** BEGIN DATASET RECORDS **

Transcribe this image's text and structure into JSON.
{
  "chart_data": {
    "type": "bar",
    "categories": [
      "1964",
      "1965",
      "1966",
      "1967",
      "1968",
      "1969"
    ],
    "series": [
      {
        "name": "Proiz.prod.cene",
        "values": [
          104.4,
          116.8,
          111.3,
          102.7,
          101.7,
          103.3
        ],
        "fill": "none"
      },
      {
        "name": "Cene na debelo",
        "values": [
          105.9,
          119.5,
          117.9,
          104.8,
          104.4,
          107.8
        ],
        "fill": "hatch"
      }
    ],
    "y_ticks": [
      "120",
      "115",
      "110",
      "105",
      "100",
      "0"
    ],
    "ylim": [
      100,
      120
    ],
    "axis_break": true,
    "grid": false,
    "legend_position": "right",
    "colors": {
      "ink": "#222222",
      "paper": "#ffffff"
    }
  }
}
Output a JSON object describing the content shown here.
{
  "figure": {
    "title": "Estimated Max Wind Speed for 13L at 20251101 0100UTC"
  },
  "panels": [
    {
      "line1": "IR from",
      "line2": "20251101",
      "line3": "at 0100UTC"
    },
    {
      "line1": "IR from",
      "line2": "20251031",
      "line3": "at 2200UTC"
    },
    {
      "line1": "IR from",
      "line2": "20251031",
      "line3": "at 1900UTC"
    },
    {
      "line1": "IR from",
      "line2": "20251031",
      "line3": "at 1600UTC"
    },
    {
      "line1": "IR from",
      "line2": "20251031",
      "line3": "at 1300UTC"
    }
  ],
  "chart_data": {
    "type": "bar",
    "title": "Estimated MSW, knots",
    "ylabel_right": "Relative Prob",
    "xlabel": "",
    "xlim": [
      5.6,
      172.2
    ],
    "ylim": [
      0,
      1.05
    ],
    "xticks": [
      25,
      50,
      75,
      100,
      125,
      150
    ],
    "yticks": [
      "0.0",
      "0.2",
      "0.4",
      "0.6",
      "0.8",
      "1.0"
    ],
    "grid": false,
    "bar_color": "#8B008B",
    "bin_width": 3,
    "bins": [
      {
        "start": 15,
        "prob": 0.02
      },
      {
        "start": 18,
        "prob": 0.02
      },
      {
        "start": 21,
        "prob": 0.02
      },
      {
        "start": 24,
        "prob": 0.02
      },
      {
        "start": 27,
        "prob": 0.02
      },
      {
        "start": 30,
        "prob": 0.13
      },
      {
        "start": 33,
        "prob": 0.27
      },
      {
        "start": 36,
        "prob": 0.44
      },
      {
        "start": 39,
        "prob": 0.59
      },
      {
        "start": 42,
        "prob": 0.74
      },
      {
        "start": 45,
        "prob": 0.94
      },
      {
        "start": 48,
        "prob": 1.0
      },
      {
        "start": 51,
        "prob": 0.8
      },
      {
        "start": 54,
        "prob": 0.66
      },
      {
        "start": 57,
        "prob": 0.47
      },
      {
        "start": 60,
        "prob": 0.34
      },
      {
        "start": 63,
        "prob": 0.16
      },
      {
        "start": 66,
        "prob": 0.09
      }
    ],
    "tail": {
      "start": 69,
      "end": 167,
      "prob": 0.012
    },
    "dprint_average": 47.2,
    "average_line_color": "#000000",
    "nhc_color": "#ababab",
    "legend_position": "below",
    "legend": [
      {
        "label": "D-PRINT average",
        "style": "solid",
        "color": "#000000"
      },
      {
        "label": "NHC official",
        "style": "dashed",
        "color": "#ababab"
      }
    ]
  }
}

** END DATASET RECORDS **

| AIM OF THE EXERCISE |
Could you reproduce every record above exactly as it appears?

| ANSWER BELOW |
Transcribe this image's text and structure into JSON.
{
  "chart_data": {
    "type": "bar",
    "categories": [
      "1964",
      "1965",
      "1966",
      "1967",
      "1968",
      "1969"
    ],
    "series": [
      {
        "name": "Proiz.prod.cene",
        "values": [
          104.4,
          116.8,
          111.3,
          102.7,
          101.7,
          103.3
        ],
        "fill": "none"
      },
      {
        "name": "Cene na debelo",
        "values": [
          105.9,
          119.5,
          117.9,
          104.8,
          104.4,
          107.8
        ],
        "fill": "hatch"
      }
    ],
    "y_ticks": [
      "120",
      "115",
      "110",
      "105",
      "100",
      "0"
    ],
    "ylim": [
      100,
      120
    ],
    "axis_break": true,
    "grid": false,
    "legend_position": "right",
    "colors": {
      "ink": "#222222",
      "paper": "#ffffff"
    }
  }
}
Output a JSON object describing the content shown here.
{
  "figure": {
    "title": "Estimated Max Wind Speed for 13L at 20251101 0100UTC"
  },
  "panels": [
    {
      "line1": "IR from",
      "line2": "20251101",
      "line3": "at 0100UTC"
    },
    {
      "line1": "IR from",
      "line2": "20251031",
      "line3": "at 2200UTC"
    },
    {
      "line1": "IR from",
      "line2": "20251031",
      "line3": "at 1900UTC"
    },
    {
      "line1": "IR from",
      "line2": "20251031",
      "line3": "at 1600UTC"
    },
    {
      "line1": "IR from",
      "line2": "20251031",
      "line3": "at 1300UTC"
    }
  ],
  "chart_data": {
    "type": "bar",
    "title": "Estimated MSW, knots",
    "ylabel_right": "Relative Prob",
    "xlabel": "",
    "xlim": [
      5.6,
      172.2
    ],
    "ylim": [
      0,
      1.05
    ],
    "xticks": [
      25,
      50,
      75,
      100,
      125,
      150
    ],
    "yticks": [
      "0.0",
      "0.2",
      "0.4",
      "0.6",
      "0.8",
      "1.0"
    ],
    "grid": false,
    "bar_color": "#8B008B",
    "bin_width": 3,
    "bins": [
      {
        "start": 15,
        "prob": 0.02
      },
      {
        "start": 18,
        "prob": 0.02
      },
      {
        "start": 21,
        "prob": 0.02
      },
      {
        "start": 24,
        "prob": 0.02
      },
      {
        "start": 27,
        "prob": 0.02
      },
      {
        "start": 30,
        "prob": 0.13
      },
      {
        "start": 33,
        "prob": 0.27
      },
      {
        "start": 36,
        "prob": 0.44
      },
      {
        "start": 39,
        "prob": 0.59
      },
      {
        "start": 42,
        "prob": 0.74
      },
      {
        "start": 45,
        "prob": 0.94
      },
      {
        "start": 48,
        "prob": 1.0
      },
      {
        "start": 51,
        "prob": 0.8
      },
      {
        "start": 54,
        "prob": 0.66
      },
      {
        "start": 57,
        "prob": 0.47
      },
      {
        "start": 60,
        "prob": 0.34
      },
      {
        "start": 63,
        "prob": 0.16
      },
      {
        "start": 66,
        "prob": 0.09
      }
    ],
    "tail": {
      "start": 69,
      "end": 167,
      "prob": 0.012
    },
    "dprint_average": 47.2,
    "average_line_color": "#000000",
    "nhc_color": "#ababab",
    "legend_position": "below",
    "legend": [
      {
        "label": "D-PRINT average",
        "style": "solid",
        "color": "#000000"
      },
      {
        "label": "NHC official",
        "style": "dashed",
        "color": "#ababab"
      }
    ]
  }
}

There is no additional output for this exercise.